### Exercise task:
In the passage on adaptor and target stimuli, copy the part starting at "There were four" and ending at "average dot area.", substituting "mean dot area" for "average dot area" wherever it appears.

** START OF Selected passage **

The parameters of the adaptors and targets were designed to dissociate effects of cumulative size and average size within a single stimulus set. To simplify the experiment, all target stimuli had exactly 20 dots. Most target stimuli had a total size of 400 units. Forty percent of the time, one of the target stimuli had a total size of 480 units (equally often on the left and right side), such that there were functionally five possible true area combinations: [480, 400], [400, 400], [400, 400], [400, 400], [400, 480]. (Three of these five combinations were equal; this was because we wanted the equal trials to be overrepresented.) This allowed us to assess whether participants were properly sensitive to true differences in size. Individual dots could be as small as 10 pixels in diameter or as large as 50 pixels in diameter. Locations of dots were randomized with the constraint that they could not appear within 20 pixels of another dot (from edge to edge). All stimuli, exactly as they appeared for participants, have been made available on our OSF page.
There were four possible configurations for the adaptor stimuli. Relative to the corresponding target stimulus, it could have had:
- The same total area, but a higher average dot area,
- A higher total area, but the same average dot area,
- A higher total area and a higher average dot area, or
- The same total area and the same average dot area.
The adaptor appeared on the left and right sides equally often. Therefore, there were: four possible adaptor configurations, two possible adaptor sides (left, right), and five possible target area combinations. In practice, this meant that the number of dots in the adaptor stimuli could be either 10, 20, or 40. This setup resulted in a total of 40 trials. The order of trials was fully randomized for each participant. Participants completed a single representative practice trial before starting the main task.

** END OF Selected passage **
** START OF Data entries **

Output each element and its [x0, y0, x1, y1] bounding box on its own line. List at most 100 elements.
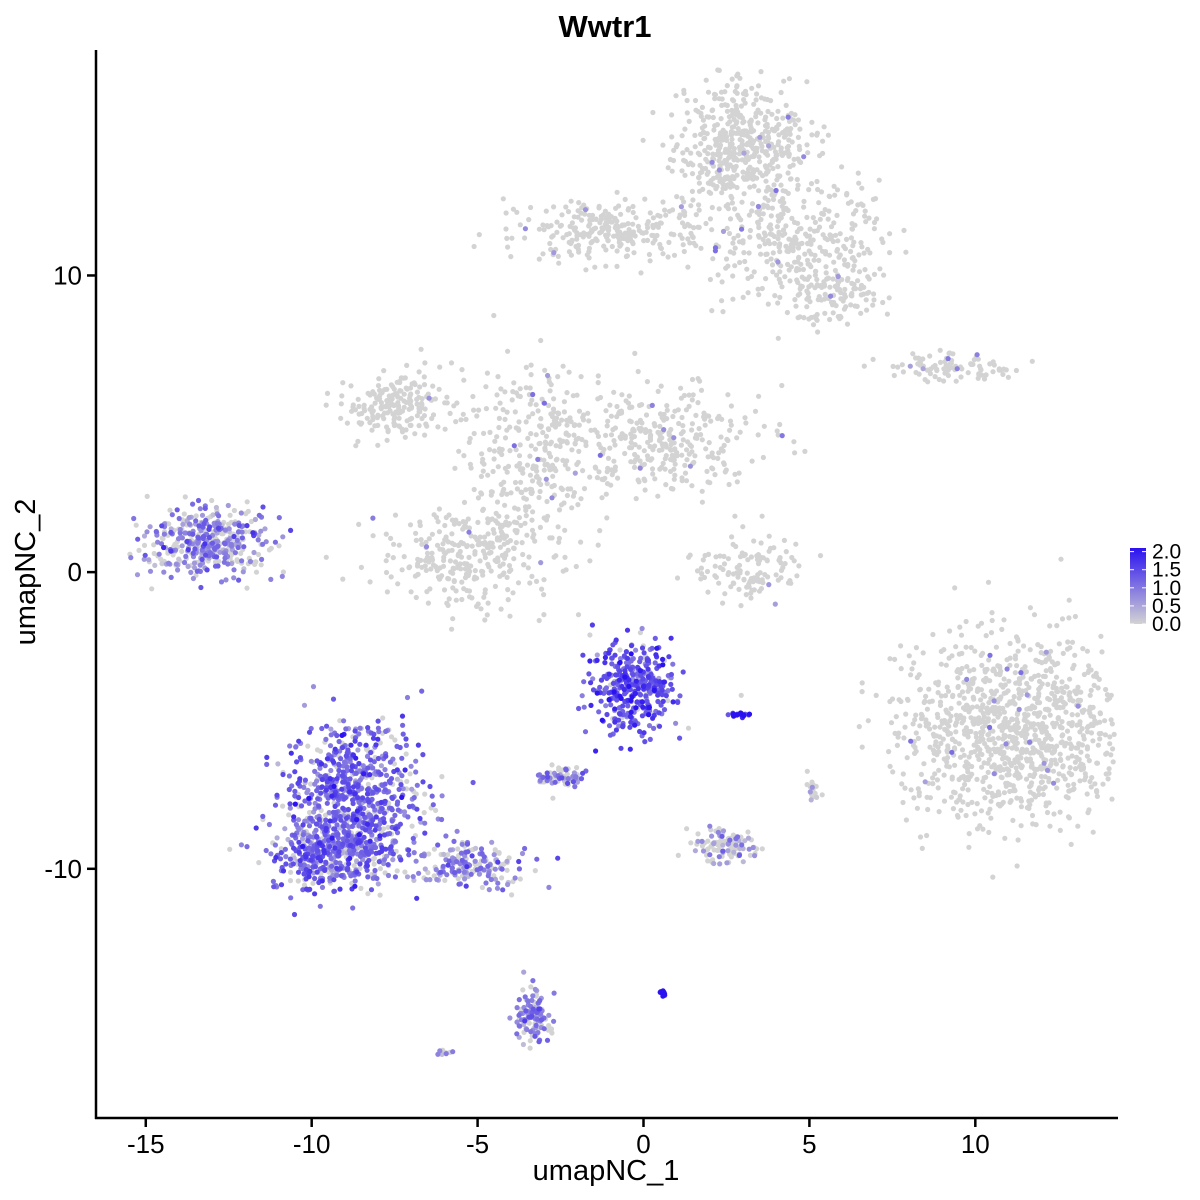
cell-point-big-right-blob [1080, 762, 1086, 768]
cell-point-top-upper-head [753, 114, 759, 120]
cell-point-big-right-blob [998, 774, 1004, 780]
cell-point-big-right-blob [1047, 623, 1053, 629]
cell-point-mid-blob-center [538, 337, 544, 344]
cell-point-mid-blob-right [547, 467, 553, 473]
cell-point-left-small-purple [176, 556, 182, 562]
cell-point-big-right-blob [1014, 740, 1020, 746]
cell-point-mid-blob-center [513, 447, 519, 453]
cell-point-top-upper-lobe-right [864, 307, 870, 313]
cell-point-top-upper-arm-left [547, 240, 553, 247]
cell-point-big-purple-upper [392, 737, 398, 743]
cell-point-big-purple-upper [403, 751, 409, 757]
cell-point-far-right-strip [936, 376, 942, 383]
cell-point-small-mid-right [772, 601, 778, 607]
cell-point-top-upper-arm-right [783, 243, 789, 249]
cell-point-top-upper-head [804, 79, 810, 85]
cell-point-mid-blob-right [572, 422, 578, 428]
cell-point-top-upper-arm-right [750, 170, 756, 176]
cell-point-far-right-strip [945, 356, 951, 362]
cell-point-top-upper-arm-right [767, 241, 773, 247]
cell-point-mid-blob-right [633, 457, 639, 463]
cell-point-top-upper-arm-right [775, 335, 781, 341]
cell-point-top-upper-head [749, 208, 755, 214]
cell-point-far-right-strip [950, 351, 956, 357]
cell-point-mid-blob-right [661, 417, 667, 423]
cell-point-top-upper-arm-right [740, 238, 746, 244]
cell-point-mid-blob-left-top [365, 390, 371, 396]
cell-point-top-upper-arm-right [834, 246, 841, 253]
cell-point-top-upper-arm-right [679, 235, 685, 241]
cell-point-mid-blob-center [542, 445, 548, 451]
cell-point-big-right-blob [1087, 692, 1093, 698]
cell-point-top-upper-arm-right [775, 236, 781, 242]
cell-point-mid-blob-lower [390, 555, 396, 561]
cell-point-top-upper-arm-left [560, 235, 566, 241]
cell-point-big-right-blob [1032, 695, 1038, 702]
cell-point-top-upper-arm-right [859, 185, 865, 191]
cell-point-mid-blob-center [517, 442, 523, 448]
cell-point-big-right-blob [1075, 712, 1081, 718]
cell-point-far-right-strip [890, 363, 896, 369]
cell-point-top-upper-arm-right [865, 246, 871, 252]
cell-point-top-upper-arm-right [812, 272, 819, 278]
cell-point-big-right-blob [1068, 772, 1074, 778]
cell-point-top-upper-head [814, 130, 821, 136]
cell-point-big-right-blob [1108, 717, 1114, 723]
cell-point-mid-blob-right [578, 374, 584, 380]
cell-point-big-right-blob [957, 692, 963, 698]
cell-point-top-upper-arm-right [844, 192, 850, 198]
cell-point-mid-blob-left-top [399, 429, 406, 435]
cell-point-top-upper-arm-right [747, 227, 754, 234]
cell-point-big-purple-upper [439, 793, 445, 799]
cell-point-big-right-blob [1108, 752, 1114, 758]
cell-point-top-upper-head [729, 97, 736, 103]
cell-point-big-right-blob [943, 707, 949, 713]
cell-point-big-purple-upper [370, 765, 376, 771]
cell-point-big-right-blob [936, 809, 942, 815]
cell-point-left-small-purple [199, 512, 206, 518]
cell-point-top-upper-lobe-right [848, 302, 854, 308]
cell-point-big-right-blob [1084, 753, 1090, 759]
cell-point-big-right-blob [965, 801, 971, 808]
cell-point-mid-blob-center [495, 374, 501, 380]
cell-point-center-purple-blob [670, 661, 676, 667]
cell-point-mid-blob-lower [418, 537, 424, 543]
cell-point-top-upper-head [791, 117, 797, 123]
cell-point-big-right-blob [916, 672, 922, 678]
cell-point-big-right-blob [1000, 799, 1006, 805]
cell-point-top-upper-lobe-right [845, 261, 851, 268]
cell-point-mid-blob-lower [453, 597, 459, 603]
cell-point-small-right-purple [715, 829, 721, 836]
cell-point-top-upper-arm-left [652, 237, 658, 243]
cell-point-left-small-purple [146, 557, 152, 563]
cell-point-top-upper-head [749, 85, 755, 91]
cell-point-mid-blob-right [626, 393, 632, 399]
cell-point-big-right-blob [965, 787, 971, 793]
cell-point-top-upper-arm-left [625, 246, 631, 253]
cell-point-top-upper-head [795, 134, 802, 140]
cell-point-small-mid-right [793, 541, 799, 547]
cell-point-big-right-blob [1080, 709, 1086, 715]
cell-point-top-upper-head [741, 97, 747, 103]
cell-point-mid-blob-right [647, 434, 654, 440]
cell-point-mid-blob-lower [480, 507, 486, 513]
cell-point-far-right-strip [958, 374, 964, 380]
cell-point-big-right-blob [952, 762, 958, 768]
cell-point-top-upper-head [746, 212, 753, 218]
cell-point-mid-blob-lower [562, 527, 568, 533]
cell-point-top-upper-arm-right [828, 224, 835, 230]
cell-point-big-right-blob [1046, 779, 1052, 785]
cell-point-top-upper-arm-right [751, 269, 757, 275]
cell-point-top-upper-arm-left [586, 245, 593, 251]
cell-point-mid-blob-lower [383, 531, 389, 537]
cell-point-mid-blob-left-top [412, 431, 418, 437]
cell-point-top-upper-head [684, 97, 690, 104]
cell-point-top-upper-head [681, 199, 687, 205]
cell-point-mid-blob-center [463, 416, 469, 422]
cell-point-big-right-blob [912, 717, 918, 723]
cell-point-mid-blob-lower [533, 578, 540, 585]
cell-point-top-upper-head [780, 115, 786, 121]
cell-point-small-mid-right [735, 574, 741, 580]
cell-point-mid-blob-right [547, 441, 553, 447]
cell-point-mid-blob-right [690, 392, 696, 398]
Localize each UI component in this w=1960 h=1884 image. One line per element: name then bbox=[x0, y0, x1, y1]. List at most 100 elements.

** END OF Data entries **

### Correct output:
There were four possible configurations for the adaptor stimuli. Relative to the corresponding target stimulus, it could have had:
- The same total area, but a higher mean dot area,
- A higher total area, but the same mean dot area,
- A higher total area and a higher mean dot area, or
- The same total area and the same mean dot area.